Supplied information =>
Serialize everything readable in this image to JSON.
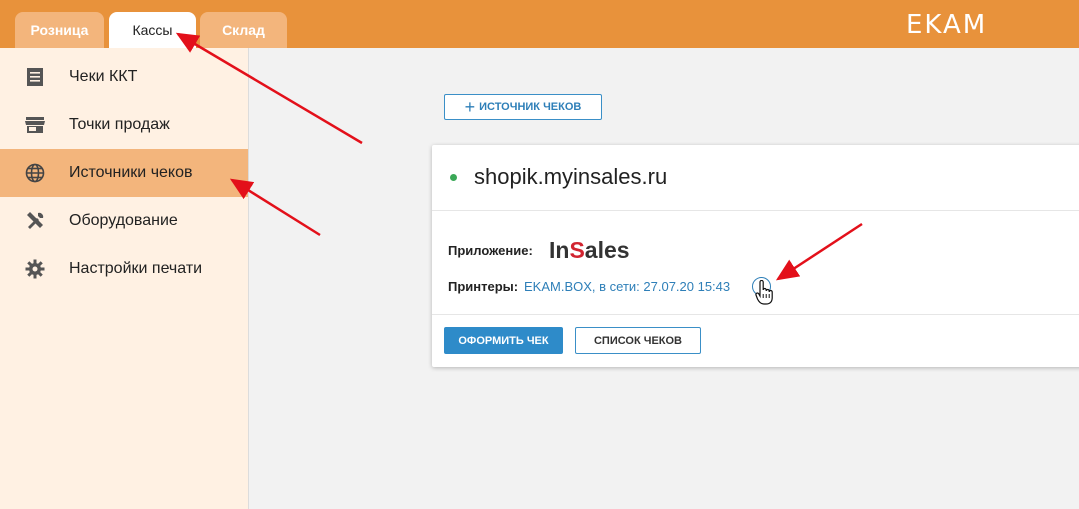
{
  "header": {
    "tabs": [
      {
        "label": "Розница",
        "active": false
      },
      {
        "label": "Кассы",
        "active": true
      },
      {
        "label": "Склад",
        "active": false
      }
    ],
    "logo": "EKAM"
  },
  "sidebar": {
    "items": [
      {
        "label": "Чеки ККТ",
        "icon": "receipt-icon",
        "active": false
      },
      {
        "label": "Точки продаж",
        "icon": "store-icon",
        "active": false
      },
      {
        "label": "Источники чеков",
        "icon": "globe-icon",
        "active": true
      },
      {
        "label": "Оборудование",
        "icon": "tools-icon",
        "active": false
      },
      {
        "label": "Настройки печати",
        "icon": "gear-icon",
        "active": false
      }
    ]
  },
  "main": {
    "add_source_label": "ИСТОЧНИК ЧЕКОВ",
    "card": {
      "domain": "shopik.myinsales.ru",
      "status_color": "#3aa857",
      "app_label": "Приложение:",
      "app_brand_prefix": "In",
      "app_brand_s": "S",
      "app_brand_suffix": "ales",
      "printers_label": "Принтеры:",
      "printers_value": "EKAM.BOX, в сети: 27.07.20 15:43",
      "issue_receipt_label": "ОФОРМИТЬ ЧЕК",
      "receipt_list_label": "СПИСОК ЧЕКОВ"
    }
  },
  "colors": {
    "header": "#e8923b",
    "tab_inactive": "#f3b57c",
    "sidebar_bg": "#fff1e3",
    "accent_blue": "#2e8bc9",
    "annotation_arrow": "#e3101a"
  }
}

Work to complete =>
Omit the pictures and reproduce the listing exactly.

Exercise output =>
Serialize everything readable in this image to JSON.
{
  "header": {
    "tabs": [
      {
        "label": "Розница",
        "active": false
      },
      {
        "label": "Кассы",
        "active": true
      },
      {
        "label": "Склад",
        "active": false
      }
    ],
    "logo": "EKAM"
  },
  "sidebar": {
    "items": [
      {
        "label": "Чеки ККТ",
        "icon": "receipt-icon",
        "active": false
      },
      {
        "label": "Точки продаж",
        "icon": "store-icon",
        "active": false
      },
      {
        "label": "Источники чеков",
        "icon": "globe-icon",
        "active": true
      },
      {
        "label": "Оборудование",
        "icon": "tools-icon",
        "active": false
      },
      {
        "label": "Настройки печати",
        "icon": "gear-icon",
        "active": false
      }
    ]
  },
  "main": {
    "add_source_label": "ИСТОЧНИК ЧЕКОВ",
    "card": {
      "domain": "shopik.myinsales.ru",
      "status_color": "#3aa857",
      "app_label": "Приложение:",
      "app_brand_prefix": "In",
      "app_brand_s": "S",
      "app_brand_suffix": "ales",
      "printers_label": "Принтеры:",
      "printers_value": "EKAM.BOX, в сети: 27.07.20 15:43",
      "issue_receipt_label": "ОФОРМИТЬ ЧЕК",
      "receipt_list_label": "СПИСОК ЧЕКОВ"
    }
  },
  "colors": {
    "header": "#e8923b",
    "tab_inactive": "#f3b57c",
    "sidebar_bg": "#fff1e3",
    "accent_blue": "#2e8bc9",
    "annotation_arrow": "#e3101a"
  }
}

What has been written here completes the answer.